Exercise aim: Select and copy out every line in the records containing "stdev".

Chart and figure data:
########
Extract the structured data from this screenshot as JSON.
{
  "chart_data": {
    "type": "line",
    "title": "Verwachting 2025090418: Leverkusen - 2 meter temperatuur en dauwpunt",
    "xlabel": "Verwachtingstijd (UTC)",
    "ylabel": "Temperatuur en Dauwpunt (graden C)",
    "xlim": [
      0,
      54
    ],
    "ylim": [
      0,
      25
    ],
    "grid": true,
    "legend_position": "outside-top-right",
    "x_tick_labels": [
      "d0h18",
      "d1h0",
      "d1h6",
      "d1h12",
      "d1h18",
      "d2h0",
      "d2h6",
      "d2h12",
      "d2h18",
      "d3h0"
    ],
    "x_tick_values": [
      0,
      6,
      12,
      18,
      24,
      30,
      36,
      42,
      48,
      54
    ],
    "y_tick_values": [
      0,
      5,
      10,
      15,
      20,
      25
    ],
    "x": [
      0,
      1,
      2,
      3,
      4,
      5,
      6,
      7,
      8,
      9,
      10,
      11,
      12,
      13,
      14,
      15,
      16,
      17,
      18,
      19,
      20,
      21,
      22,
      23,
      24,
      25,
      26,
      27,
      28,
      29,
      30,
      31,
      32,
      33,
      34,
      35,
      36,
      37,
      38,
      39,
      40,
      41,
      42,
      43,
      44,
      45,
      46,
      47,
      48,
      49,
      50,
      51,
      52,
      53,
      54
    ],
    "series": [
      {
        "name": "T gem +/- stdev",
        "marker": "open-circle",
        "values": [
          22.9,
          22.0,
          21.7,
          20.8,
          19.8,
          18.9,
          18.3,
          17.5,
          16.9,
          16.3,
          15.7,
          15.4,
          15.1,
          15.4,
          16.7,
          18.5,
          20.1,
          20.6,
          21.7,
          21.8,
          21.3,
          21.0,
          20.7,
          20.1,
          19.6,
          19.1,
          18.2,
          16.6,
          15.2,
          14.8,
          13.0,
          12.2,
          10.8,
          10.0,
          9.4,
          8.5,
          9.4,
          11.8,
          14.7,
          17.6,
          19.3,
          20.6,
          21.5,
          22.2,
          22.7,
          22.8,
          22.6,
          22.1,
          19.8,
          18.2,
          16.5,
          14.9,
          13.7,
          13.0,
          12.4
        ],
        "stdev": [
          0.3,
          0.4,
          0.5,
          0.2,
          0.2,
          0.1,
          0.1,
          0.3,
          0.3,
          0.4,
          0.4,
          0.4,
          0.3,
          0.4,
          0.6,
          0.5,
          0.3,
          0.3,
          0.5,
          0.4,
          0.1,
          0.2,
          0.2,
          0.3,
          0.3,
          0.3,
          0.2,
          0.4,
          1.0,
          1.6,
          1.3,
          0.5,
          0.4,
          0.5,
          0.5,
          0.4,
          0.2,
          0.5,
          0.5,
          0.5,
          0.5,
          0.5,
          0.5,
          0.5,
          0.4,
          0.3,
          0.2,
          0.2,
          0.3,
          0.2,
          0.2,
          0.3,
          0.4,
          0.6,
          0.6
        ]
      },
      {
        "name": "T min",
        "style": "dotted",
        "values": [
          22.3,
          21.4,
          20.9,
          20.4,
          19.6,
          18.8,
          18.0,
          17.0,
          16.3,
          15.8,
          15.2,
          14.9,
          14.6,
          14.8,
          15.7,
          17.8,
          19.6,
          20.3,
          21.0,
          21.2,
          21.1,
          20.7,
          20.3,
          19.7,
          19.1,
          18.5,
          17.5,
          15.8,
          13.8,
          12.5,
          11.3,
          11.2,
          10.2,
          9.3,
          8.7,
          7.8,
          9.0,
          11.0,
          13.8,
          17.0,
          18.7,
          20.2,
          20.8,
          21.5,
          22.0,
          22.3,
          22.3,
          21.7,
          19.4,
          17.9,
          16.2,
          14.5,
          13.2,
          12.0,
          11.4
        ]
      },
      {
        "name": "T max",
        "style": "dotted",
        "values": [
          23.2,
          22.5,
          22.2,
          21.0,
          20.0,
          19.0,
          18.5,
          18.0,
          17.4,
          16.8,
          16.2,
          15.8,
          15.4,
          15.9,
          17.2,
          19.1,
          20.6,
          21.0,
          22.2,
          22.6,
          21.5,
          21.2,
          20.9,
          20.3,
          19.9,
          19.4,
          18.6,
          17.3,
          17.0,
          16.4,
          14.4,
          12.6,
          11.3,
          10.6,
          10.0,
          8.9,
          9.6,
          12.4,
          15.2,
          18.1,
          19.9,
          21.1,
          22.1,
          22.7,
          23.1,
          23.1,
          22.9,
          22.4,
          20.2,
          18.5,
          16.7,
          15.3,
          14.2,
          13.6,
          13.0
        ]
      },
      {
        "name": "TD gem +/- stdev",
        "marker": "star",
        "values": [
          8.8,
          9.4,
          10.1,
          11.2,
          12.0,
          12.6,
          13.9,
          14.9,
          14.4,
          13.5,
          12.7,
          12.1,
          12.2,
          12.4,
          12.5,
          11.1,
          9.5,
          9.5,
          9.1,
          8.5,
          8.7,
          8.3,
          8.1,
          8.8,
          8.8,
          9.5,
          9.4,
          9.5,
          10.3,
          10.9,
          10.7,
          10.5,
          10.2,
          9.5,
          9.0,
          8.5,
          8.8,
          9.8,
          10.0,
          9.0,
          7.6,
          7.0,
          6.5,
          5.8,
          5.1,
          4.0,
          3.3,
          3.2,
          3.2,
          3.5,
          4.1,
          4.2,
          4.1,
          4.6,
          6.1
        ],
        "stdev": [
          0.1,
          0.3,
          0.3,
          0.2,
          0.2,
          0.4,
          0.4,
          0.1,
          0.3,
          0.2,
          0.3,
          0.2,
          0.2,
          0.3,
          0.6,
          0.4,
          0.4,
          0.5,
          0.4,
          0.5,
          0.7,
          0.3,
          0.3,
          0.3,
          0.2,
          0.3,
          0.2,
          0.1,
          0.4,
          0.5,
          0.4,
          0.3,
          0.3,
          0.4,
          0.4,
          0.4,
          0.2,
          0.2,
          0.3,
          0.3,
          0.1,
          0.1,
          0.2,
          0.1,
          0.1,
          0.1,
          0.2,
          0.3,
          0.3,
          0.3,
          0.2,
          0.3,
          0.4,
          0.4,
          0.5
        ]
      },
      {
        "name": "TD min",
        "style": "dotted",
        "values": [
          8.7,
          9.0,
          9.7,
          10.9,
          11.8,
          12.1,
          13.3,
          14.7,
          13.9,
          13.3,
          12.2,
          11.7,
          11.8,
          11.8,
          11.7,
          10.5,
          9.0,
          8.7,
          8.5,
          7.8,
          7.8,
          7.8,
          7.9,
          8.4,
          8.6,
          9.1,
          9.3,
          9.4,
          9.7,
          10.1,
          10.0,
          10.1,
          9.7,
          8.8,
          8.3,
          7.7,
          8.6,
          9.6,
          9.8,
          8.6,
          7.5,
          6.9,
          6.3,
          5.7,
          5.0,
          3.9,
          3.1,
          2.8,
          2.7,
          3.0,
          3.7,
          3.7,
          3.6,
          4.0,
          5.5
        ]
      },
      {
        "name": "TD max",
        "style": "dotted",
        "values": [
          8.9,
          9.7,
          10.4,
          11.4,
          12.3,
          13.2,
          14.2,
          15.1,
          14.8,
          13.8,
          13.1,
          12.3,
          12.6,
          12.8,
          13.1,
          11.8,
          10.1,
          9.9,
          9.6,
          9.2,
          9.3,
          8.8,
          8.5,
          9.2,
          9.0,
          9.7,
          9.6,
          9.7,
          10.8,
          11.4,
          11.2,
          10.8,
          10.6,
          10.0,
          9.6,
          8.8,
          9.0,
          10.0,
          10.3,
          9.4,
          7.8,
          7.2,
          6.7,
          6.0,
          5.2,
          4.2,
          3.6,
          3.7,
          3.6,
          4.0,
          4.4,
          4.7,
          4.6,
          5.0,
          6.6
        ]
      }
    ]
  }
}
########
Response to the task:
        "name": "T gem +/- stdev",
        "stdev": [
        "name": "TD gem +/- stdev",
        "stdev": [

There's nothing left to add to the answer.